Collection entries:
= = = = = = =

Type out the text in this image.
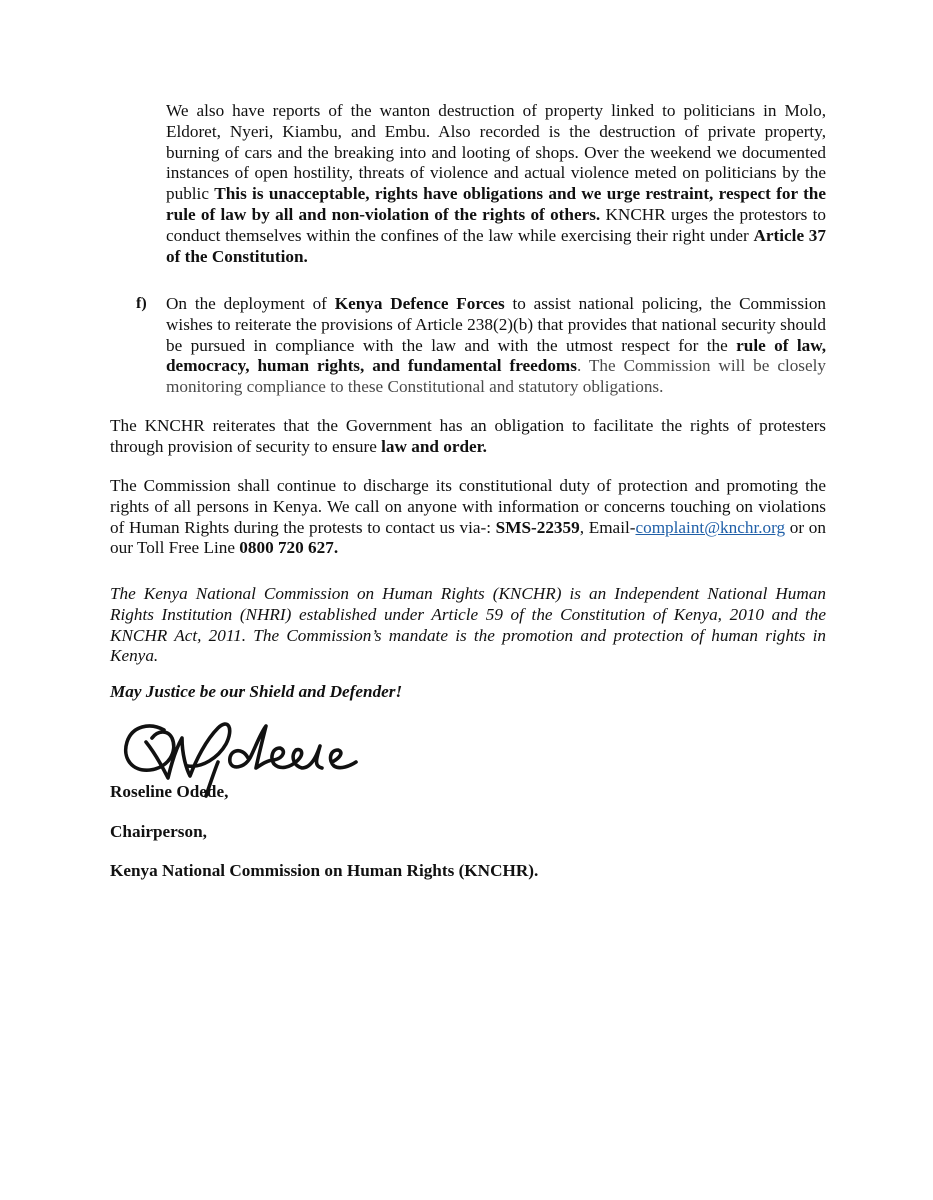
We also have reports of the wanton destruction of property linked to politicians in Molo, Eldoret, Nyeri, Kiambu, and Embu. Also recorded is the destruction of private property, burning of cars and the breaking into and looting of shops. Over the weekend we documented instances of open hostility, threats of violence and actual violence meted on politicians by the public This is unacceptable, rights have obligations and we urge restraint, respect for the rule of law by all and non-violation of the rights of others. KNCHR urges the protestors to conduct themselves within the confines of the law while exercising their right under Article 37 of the Constitution.

f) On the deployment of Kenya Defence Forces to assist national policing, the Commission wishes to reiterate the provisions of Article 238(2)(b) that provides that national security should be pursued in compliance with the law and with the utmost respect for the rule of law, democracy, human rights, and fundamental freedoms. The Commission will be closely monitoring compliance to these Constitutional and statutory obligations.

The KNCHR reiterates that the Government has an obligation to facilitate the rights of protesters through provision of security to ensure law and order.

The Commission shall continue to discharge its constitutional duty of protection and promoting the rights of all persons in Kenya. We call on anyone with information or concerns touching on violations of Human Rights during the protests to contact us via-: SMS-22359, Email-complaint@knchr.org or on our Toll Free Line 0800 720 627.

The Kenya National Commission on Human Rights (KNCHR) is an Independent National Human Rights Institution (NHRI) established under Article 59 of the Constitution of Kenya, 2010 and the KNCHR Act, 2011. The Commission’s mandate is the promotion and protection of human rights in Kenya.

May Justice be our Shield and Defender!

Roseline Odede,

Chairperson,

Kenya National Commission on Human Rights (KNCHR).
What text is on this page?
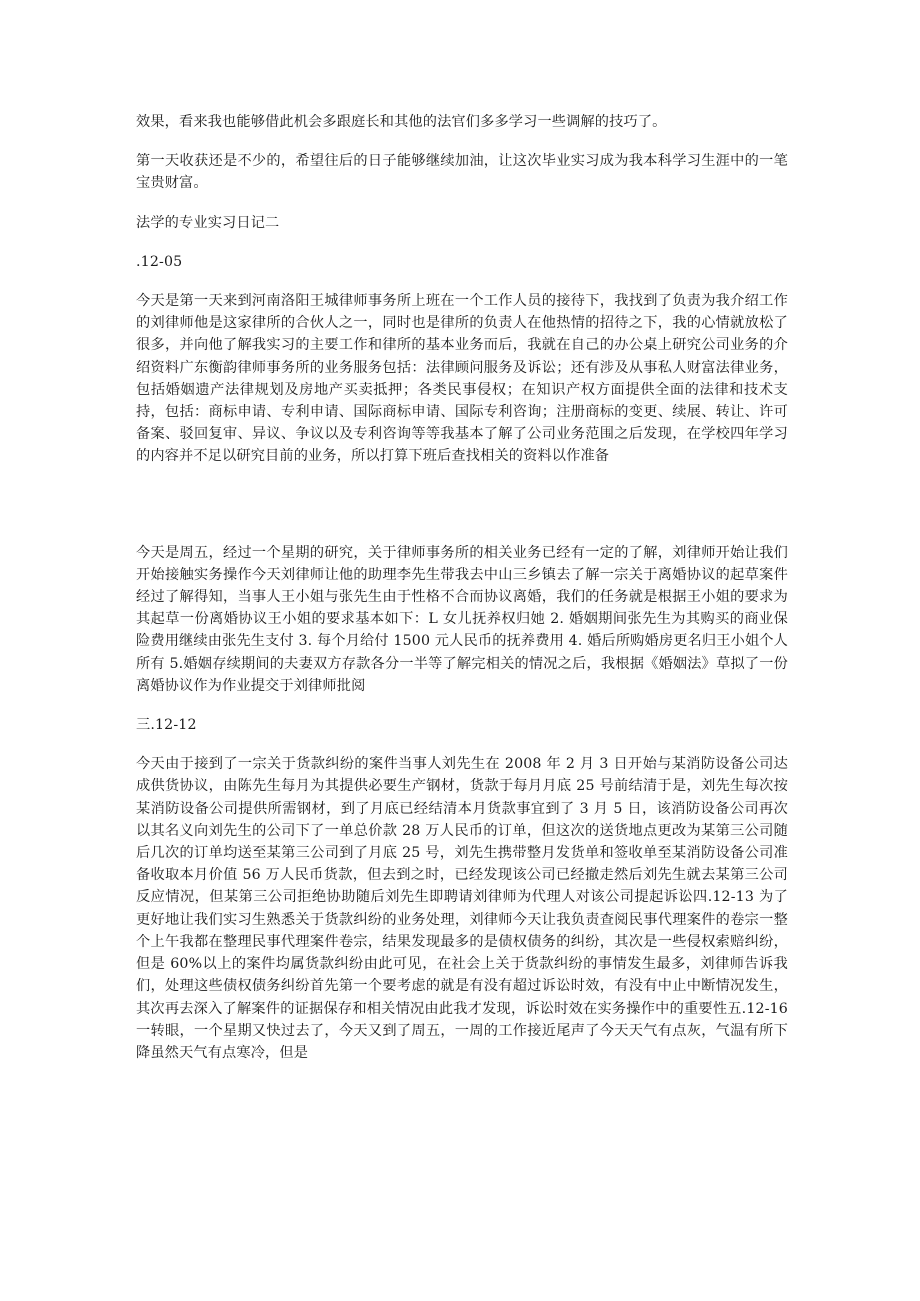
效果，看来我也能够借此机会多跟庭长和其他的法官们多多学习一些调解的技巧了。

第一天收获还是不少的，希望往后的日子能够继续加油，让这次毕业实习成为我本科学习生涯中的一笔宝贵财富。

法学的专业实习日记二

.12-05

今天是第一天来到河南洛阳王城律师事务所上班在一个工作人员的接待下，我找到了负责为我介绍工作的刘律师他是这家律所的合伙人之一，同时也是律所的负责人在他热情的招待之下，我的心情就放松了很多，并向他了解我实习的主要工作和律所的基本业务而后，我就在自己的办公桌上研究公司业务的介绍资料广东衡韵律师事务所的业务服务包括：法律顾问服务及诉讼；还有涉及从事私人财富法律业务，包括婚姻遗产法律规划及房地产买卖抵押；各类民事侵权；在知识产权方面提供全面的法律和技术支持，包括：商标申请、专利申请、国际商标申请、国际专利咨询；注册商标的变更、续展、转让、许可备案、驳回复审、异议、争议以及专利咨询等等我基本了解了公司业务范围之后发现，在学校四年学习的内容并不足以研究目前的业务，所以打算下班后查找相关的资料以作准备

今天是周五，经过一个星期的研究，关于律师事务所的相关业务已经有一定的了解，刘律师开始让我们开始接触实务操作今天刘律师让他的助理李先生带我去中山三乡镇去了解一宗关于离婚协议的起草案件经过了解得知，当事人王小姐与张先生由于性格不合而协议离婚，我们的任务就是根据王小姐的要求为其起草一份离婚协议王小姐的要求基本如下：L 女儿抚养权归她 2. 婚姻期间张先生为其购买的商业保险费用继续由张先生支付 3. 每个月给付 1500 元人民币的抚养费用 4. 婚后所购婚房更名归王小姐个人所有 5.婚姻存续期间的夫妻双方存款各分一半等了解完相关的情况之后，我根据《婚姻法》草拟了一份离婚协议作为作业提交于刘律师批阅

三.12-12

今天由于接到了一宗关于货款纠纷的案件当事人刘先生在 2008 年 2 月 3 日开始与某消防设备公司达成供货协议，由陈先生每月为其提供必要生产钢材，货款于每月月底 25 号前结清于是，刘先生每次按某消防设备公司提供所需钢材，到了月底已经结清本月货款事宜到了 3 月 5 日，该消防设备公司再次以其名义向刘先生的公司下了一单总价款 28 万人民币的订单，但这次的送货地点更改为某第三公司随后几次的订单均送至某第三公司到了月底 25 号，刘先生携带整月发货单和签收单至某消防设备公司准备收取本月价值 56 万人民币货款，但去到之时，已经发现该公司已经撤走然后刘先生就去某第三公司反应情况，但某第三公司拒绝协助随后刘先生即聘请刘律师为代理人对该公司提起诉讼四.12-13 为了更好地让我们实习生熟悉关于货款纠纷的业务处理，刘律师今天让我负责查阅民事代理案件的卷宗一整个上午我都在整理民事代理案件卷宗，结果发现最多的是债权债务的纠纷，其次是一些侵权索赔纠纷，但是 60%以上的案件均属货款纠纷由此可见，在社会上关于货款纠纷的事情发生最多，刘律师告诉我们，处理这些债权债务纠纷首先第一个要考虑的就是有没有超过诉讼时效，有没有中止中断情况发生，其次再去深入了解案件的证据保存和相关情况由此我才发现，诉讼时效在实务操作中的重要性五.12-16 一转眼，一个星期又快过去了，今天又到了周五，一周的工作接近尾声了今天天气有点灰，气温有所下降虽然天气有点寒冷，但是
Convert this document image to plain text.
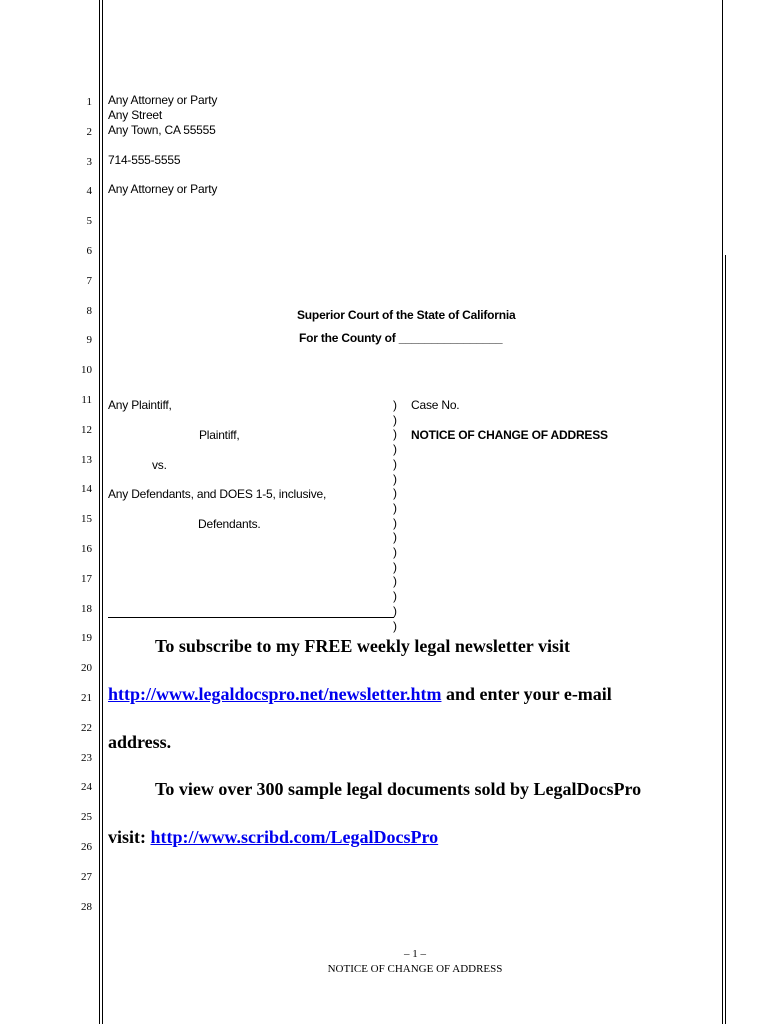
1
2
3
4
5
6
7
8
9
10
11
12
13
14
15
16
17
18
19
20
21
22
23
24
25
26
27
28
Any Attorney or Party
Any Street
Any Town, CA 55555
714-555-5555
Any Attorney or Party
Superior Court of the State of California
For the County of ________________
Any Plaintiff,
Plaintiff,
vs.
Any Defendants, and DOES 1-5, inclusive,
Defendants.
)
)
)
)
)
)
)
)
)
)
)
)
)
)
)
)
Case No.
NOTICE OF CHANGE OF ADDRESS
To subscribe to my FREE weekly legal newsletter visit
http://www.legaldocspro.net/newsletter.htm and enter your e-mail
address.
To view over 300 sample legal documents sold by LegalDocsPro
visit: http://www.scribd.com/LegalDocsPro
– 1 –
NOTICE OF CHANGE OF ADDRESS
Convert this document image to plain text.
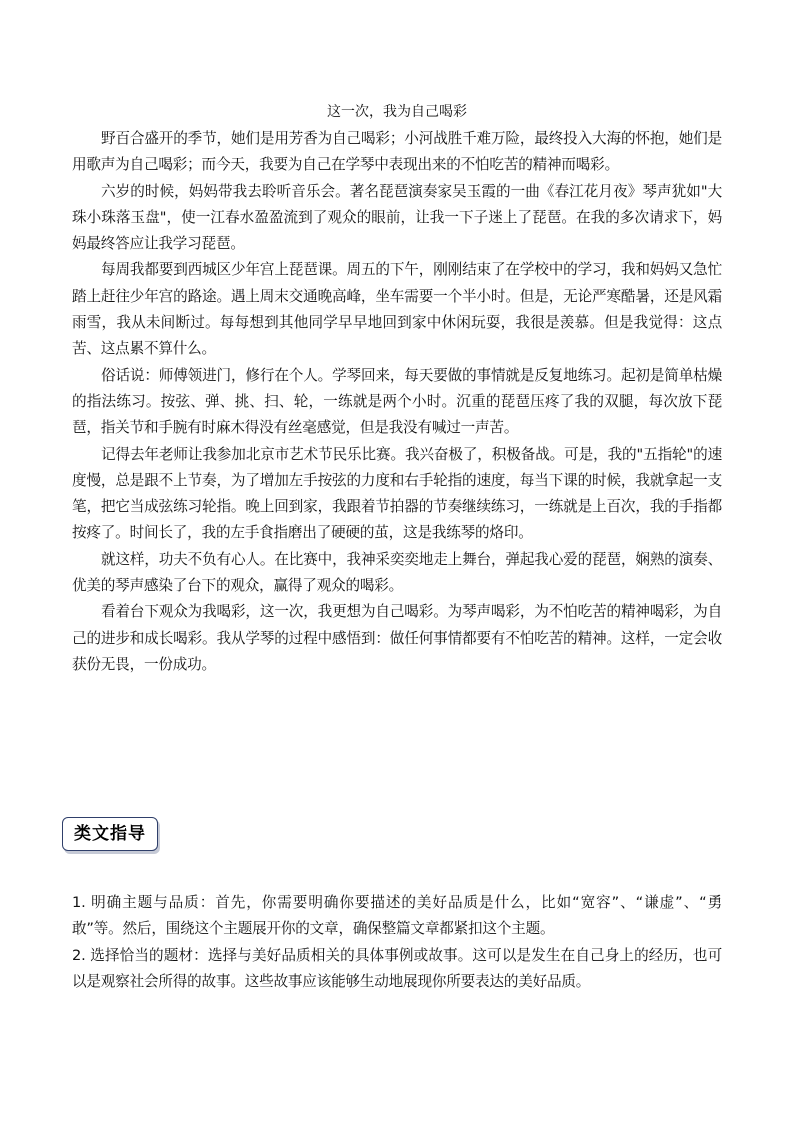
这一次，我为自己喝彩

野百合盛开的季节，她们是用芳香为自己喝彩；小河战胜千难万险，最终投入大海的怀抱，她们是用歌声为自己喝彩；而今天，我要为自己在学琴中表现出来的不怕吃苦的精神而喝彩。

六岁的时候，妈妈带我去聆听音乐会。著名琵琶演奏家吴玉霞的一曲《春江花月夜》琴声犹如"大珠小珠落玉盘"，使一江春水盈盈流到了观众的眼前，让我一下子迷上了琵琶。在我的多次请求下，妈妈最终答应让我学习琵琶。

每周我都要到西城区少年宫上琵琶课。周五的下午，刚刚结束了在学校中的学习，我和妈妈又急忙踏上赶往少年宫的路途。遇上周末交通晚高峰，坐车需要一个半小时。但是，无论严寒酷暑，还是风霜雨雪，我从未间断过。每每想到其他同学早早地回到家中休闲玩耍，我很是羡慕。但是我觉得：这点苦、这点累不算什么。

俗话说：师傅领进门，修行在个人。学琴回来，每天要做的事情就是反复地练习。起初是简单枯燥的指法练习。按弦、弹、挑、扫、轮，一练就是两个小时。沉重的琵琶压疼了我的双腿，每次放下琵琶，指关节和手腕有时麻木得没有丝毫感觉，但是我没有喊过一声苦。

记得去年老师让我参加北京市艺术节民乐比赛。我兴奋极了，积极备战。可是，我的"五指轮"的速度慢，总是跟不上节奏，为了增加左手按弦的力度和右手轮指的速度，每当下课的时候，我就拿起一支笔，把它当成弦练习轮指。晚上回到家，我跟着节拍器的节奏继续练习，一练就是上百次，我的手指都按疼了。时间长了，我的左手食指磨出了硬硬的茧，这是我练琴的烙印。

就这样，功夫不负有心人。在比赛中，我神采奕奕地走上舞台，弹起我心爱的琵琶，娴熟的演奏、优美的琴声感染了台下的观众，赢得了观众的喝彩。

看着台下观众为我喝彩，这一次，我更想为自己喝彩。为琴声喝彩，为不怕吃苦的精神喝彩，为自己的进步和成长喝彩。我从学琴的过程中感悟到：做任何事情都要有不怕吃苦的精神。这样，一定会收获份无畏，一份成功。

类文指导

1. 明确主题与品质：首先，你需要明确你要描述的美好品质是什么，比如“宽容”、“谦虚”、“勇敢”等。然后，围绕这个主题展开你的文章，确保整篇文章都紧扣这个主题。

2. 选择恰当的题材：选择与美好品质相关的具体事例或故事。这可以是发生在自己身上的经历，也可以是观察社会所得的故事。这些故事应该能够生动地展现你所要表达的美好品质。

= = = = = = =

What needs to be done: Report only the number of lines that hold the word "text".

Full response: 4